_Goal of the exercise_:
Tally the lines that hold the string "งานโครงสร", and reply with the count alone.

'''

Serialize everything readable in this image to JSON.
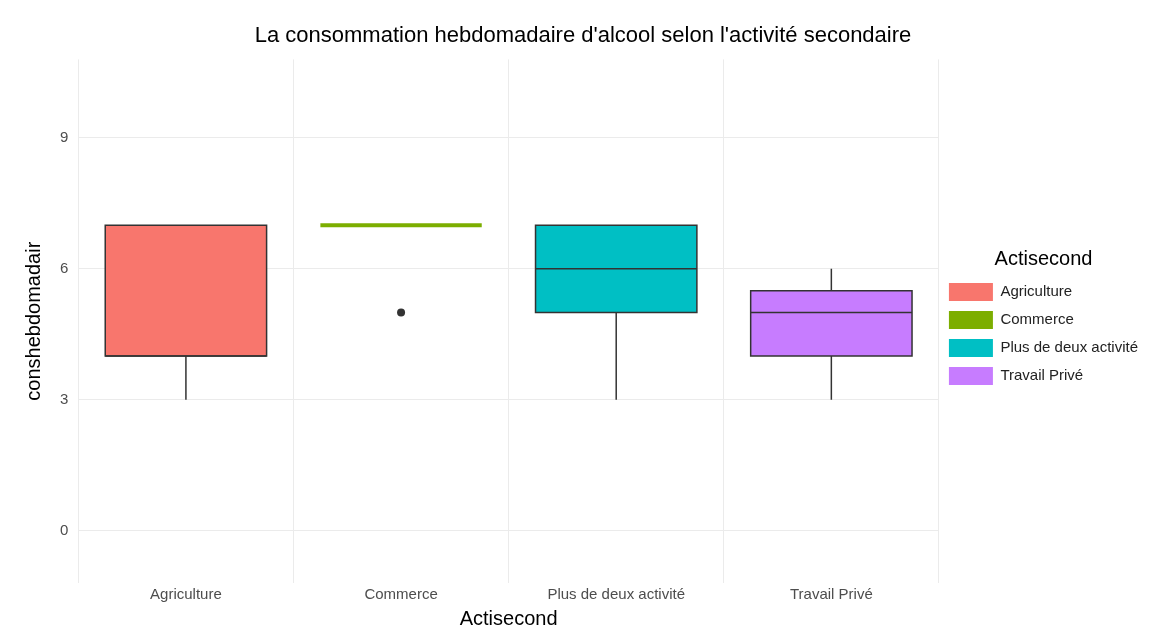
{
  "chart_data": {
    "type": "box",
    "title": "La consommation hebdomadaire d'alcool selon l'activité secondaire",
    "xlabel": "Actisecond",
    "ylabel": "conshebdomadair",
    "legend_title": "Actisecond",
    "categories": [
      "Agriculture",
      "Commerce",
      "Plus de deux activité",
      "Travail Privé"
    ],
    "series": [
      {
        "name": "Agriculture",
        "color": "#f8766d",
        "boxes": [
          {
            "low": 3,
            "q1": 4,
            "median": 4,
            "q3": 7,
            "high": 7
          },
          null,
          null,
          null
        ]
      },
      {
        "name": "Commerce",
        "color": "#7cae00",
        "boxes": [
          null,
          {
            "low": 7,
            "q1": 7,
            "median": 7,
            "q3": 7,
            "high": 7,
            "outliers": [
              5
            ]
          },
          null,
          null
        ]
      },
      {
        "name": "Plus de deux activité",
        "color": "#00bfc4",
        "boxes": [
          null,
          null,
          {
            "low": 3,
            "q1": 5,
            "median": 6,
            "q3": 7,
            "high": 7
          },
          null
        ]
      },
      {
        "name": "Travail Privé",
        "color": "#c77cff",
        "boxes": [
          null,
          null,
          null,
          {
            "low": 3,
            "q1": 4,
            "median": 5,
            "q3": 5.5,
            "high": 6
          }
        ]
      }
    ],
    "ylim": [
      -1.2,
      10.8
    ],
    "yticks": [
      0,
      3,
      6,
      9
    ],
    "grid": true,
    "legend": "right"
  }
}
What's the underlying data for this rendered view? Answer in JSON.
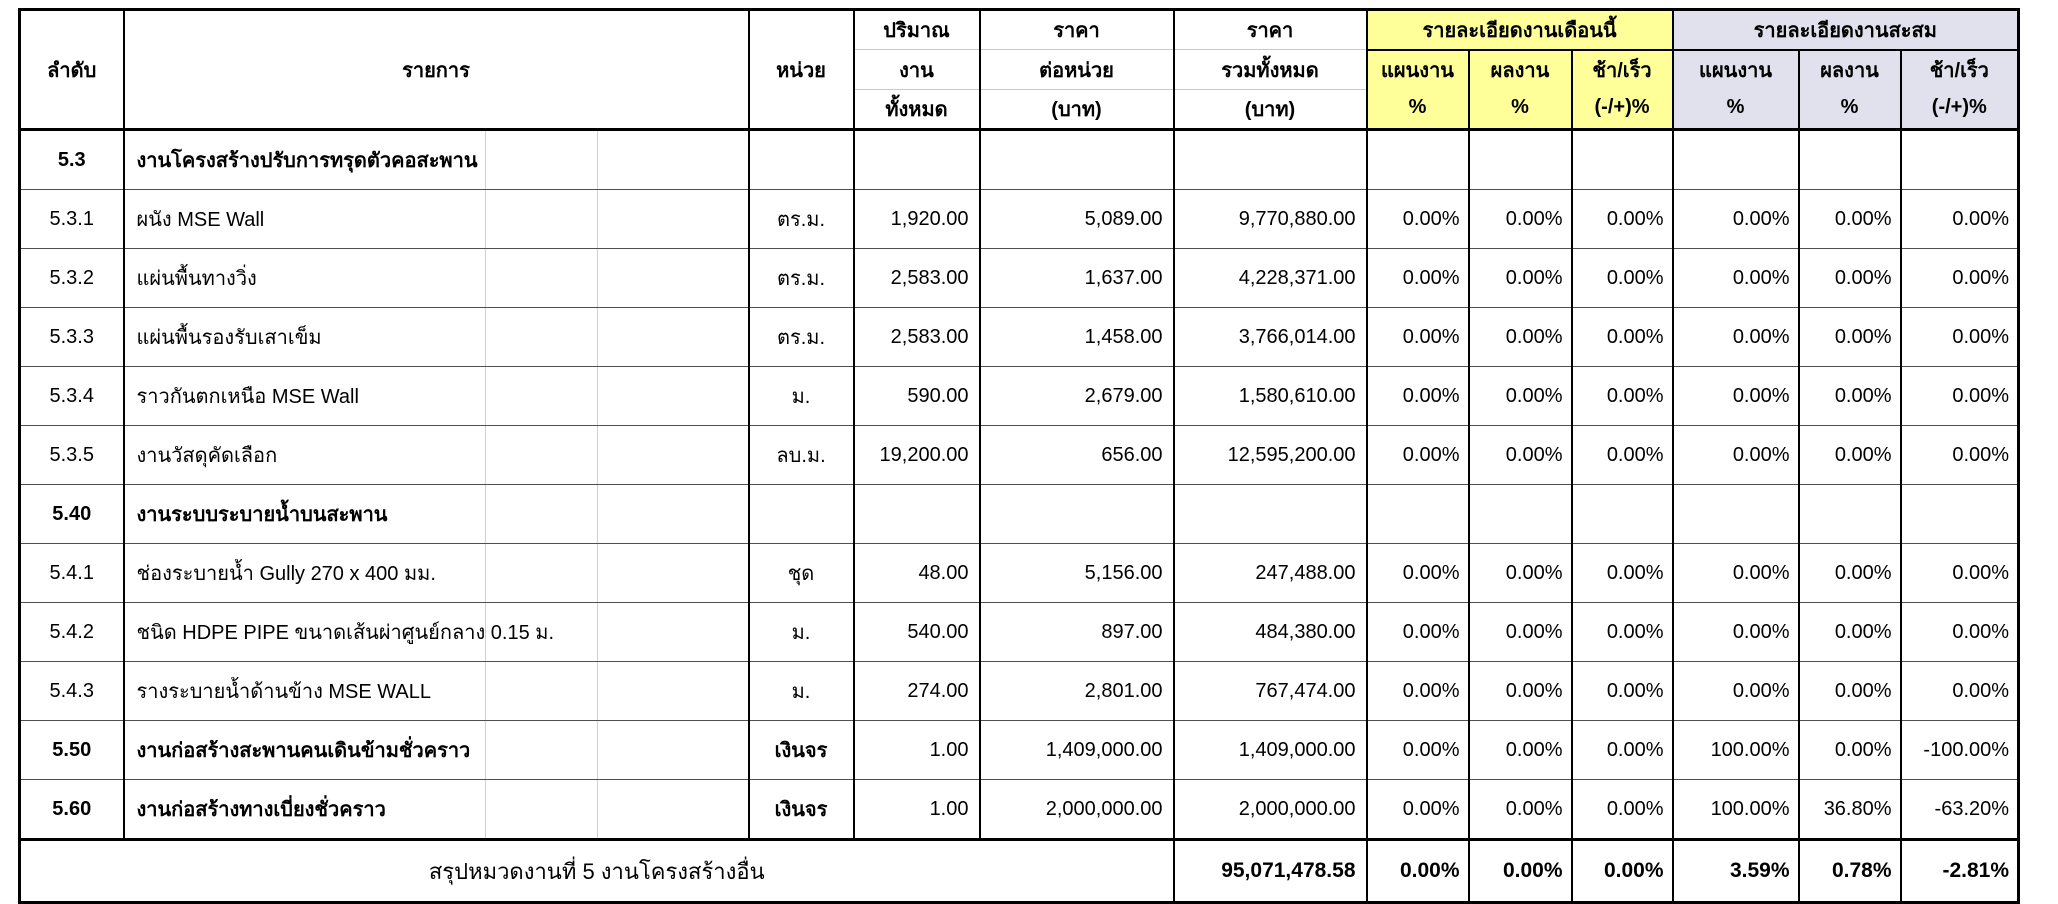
{
  "header": {
    "col_no": "ลำดับ",
    "col_item": "รายการ",
    "col_unit": "หน่วย",
    "col_qty": [
      "ปริมาณ",
      "งาน",
      "ทั้งหมด"
    ],
    "col_unit_price": [
      "ราคา",
      "ต่อหน่วย",
      "(บาท)"
    ],
    "col_total_price": [
      "ราคา",
      "รวมทั้งหมด",
      "(บาท)"
    ],
    "group_month": "รายละเอียดงานเดือนนี้",
    "group_cumulative": "รายละเอียดงานสะสม",
    "sub_plan": [
      "แผนงาน",
      "%"
    ],
    "sub_actual": [
      "ผลงาน",
      "%"
    ],
    "sub_diff": [
      "ช้า/เร็ว",
      "(-/+)%"
    ]
  },
  "rows": [
    {
      "no": "5.3",
      "item": "งานโครงสร้างปรับการทรุดตัวคอสะพาน",
      "section": true,
      "unit": "",
      "qty": "",
      "unit_price": "",
      "total": "",
      "m_plan": "",
      "m_actual": "",
      "m_diff": "",
      "c_plan": "",
      "c_actual": "",
      "c_diff": ""
    },
    {
      "no": "5.3.1",
      "item": "ผนัง MSE Wall",
      "unit": "ตร.ม.",
      "qty": "1,920.00",
      "unit_price": "5,089.00",
      "total": "9,770,880.00",
      "m_plan": "0.00%",
      "m_actual": "0.00%",
      "m_diff": "0.00%",
      "c_plan": "0.00%",
      "c_actual": "0.00%",
      "c_diff": "0.00%"
    },
    {
      "no": "5.3.2",
      "item": "แผ่นพื้นทางวิ่ง",
      "unit": "ตร.ม.",
      "qty": "2,583.00",
      "unit_price": "1,637.00",
      "total": "4,228,371.00",
      "m_plan": "0.00%",
      "m_actual": "0.00%",
      "m_diff": "0.00%",
      "c_plan": "0.00%",
      "c_actual": "0.00%",
      "c_diff": "0.00%"
    },
    {
      "no": "5.3.3",
      "item": "แผ่นพื้นรองรับเสาเข็ม",
      "unit": "ตร.ม.",
      "qty": "2,583.00",
      "unit_price": "1,458.00",
      "total": "3,766,014.00",
      "m_plan": "0.00%",
      "m_actual": "0.00%",
      "m_diff": "0.00%",
      "c_plan": "0.00%",
      "c_actual": "0.00%",
      "c_diff": "0.00%"
    },
    {
      "no": "5.3.4",
      "item": "ราวกันตกเหนือ MSE Wall",
      "unit": "ม.",
      "qty": "590.00",
      "unit_price": "2,679.00",
      "total": "1,580,610.00",
      "m_plan": "0.00%",
      "m_actual": "0.00%",
      "m_diff": "0.00%",
      "c_plan": "0.00%",
      "c_actual": "0.00%",
      "c_diff": "0.00%"
    },
    {
      "no": "5.3.5",
      "item": "งานวัสดุคัดเลือก",
      "unit": "ลบ.ม.",
      "qty": "19,200.00",
      "unit_price": "656.00",
      "total": "12,595,200.00",
      "m_plan": "0.00%",
      "m_actual": "0.00%",
      "m_diff": "0.00%",
      "c_plan": "0.00%",
      "c_actual": "0.00%",
      "c_diff": "0.00%"
    },
    {
      "no": "5.40",
      "item": "งานระบบระบายน้ำบนสะพาน",
      "section": true,
      "unit": "",
      "qty": "",
      "unit_price": "",
      "total": "",
      "m_plan": "",
      "m_actual": "",
      "m_diff": "",
      "c_plan": "",
      "c_actual": "",
      "c_diff": ""
    },
    {
      "no": "5.4.1",
      "item": "ช่องระบายน้ำ Gully 270 x 400 มม.",
      "unit": "ชุด",
      "qty": "48.00",
      "unit_price": "5,156.00",
      "total": "247,488.00",
      "m_plan": "0.00%",
      "m_actual": "0.00%",
      "m_diff": "0.00%",
      "c_plan": "0.00%",
      "c_actual": "0.00%",
      "c_diff": "0.00%"
    },
    {
      "no": "5.4.2",
      "item": "ชนิด HDPE PIPE ขนาดเส้นผ่าศูนย์กลาง 0.15 ม.",
      "unit": "ม.",
      "qty": "540.00",
      "unit_price": "897.00",
      "total": "484,380.00",
      "m_plan": "0.00%",
      "m_actual": "0.00%",
      "m_diff": "0.00%",
      "c_plan": "0.00%",
      "c_actual": "0.00%",
      "c_diff": "0.00%"
    },
    {
      "no": "5.4.3",
      "item": "รางระบายน้ำด้านข้าง MSE WALL",
      "unit": "ม.",
      "qty": "274.00",
      "unit_price": "2,801.00",
      "total": "767,474.00",
      "m_plan": "0.00%",
      "m_actual": "0.00%",
      "m_diff": "0.00%",
      "c_plan": "0.00%",
      "c_actual": "0.00%",
      "c_diff": "0.00%"
    },
    {
      "no": "5.50",
      "item": "งานก่อสร้างสะพานคนเดินข้ามชั่วคราว",
      "section": true,
      "unit": "เงินจร",
      "qty": "1.00",
      "unit_price": "1,409,000.00",
      "total": "1,409,000.00",
      "m_plan": "0.00%",
      "m_actual": "0.00%",
      "m_diff": "0.00%",
      "c_plan": "100.00%",
      "c_actual": "0.00%",
      "c_diff": "-100.00%"
    },
    {
      "no": "5.60",
      "item": "งานก่อสร้างทางเบี่ยงชั่วคราว",
      "section": true,
      "unit": "เงินจร",
      "qty": "1.00",
      "unit_price": "2,000,000.00",
      "total": "2,000,000.00",
      "m_plan": "0.00%",
      "m_actual": "0.00%",
      "m_diff": "0.00%",
      "c_plan": "100.00%",
      "c_actual": "36.80%",
      "c_diff": "-63.20%"
    }
  ],
  "summary": {
    "label": "สรุปหมวดงานที่ 5 งานโครงสร้างอื่น",
    "total": "95,071,478.58",
    "m_plan": "0.00%",
    "m_actual": "0.00%",
    "m_diff": "0.00%",
    "c_plan": "3.59%",
    "c_actual": "0.78%",
    "c_diff": "-2.81%"
  },
  "colors": {
    "month_header_bg": "#FFFF99",
    "cumulative_header_bg": "#E1E1ED"
  }
}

'''

_Final result_:
2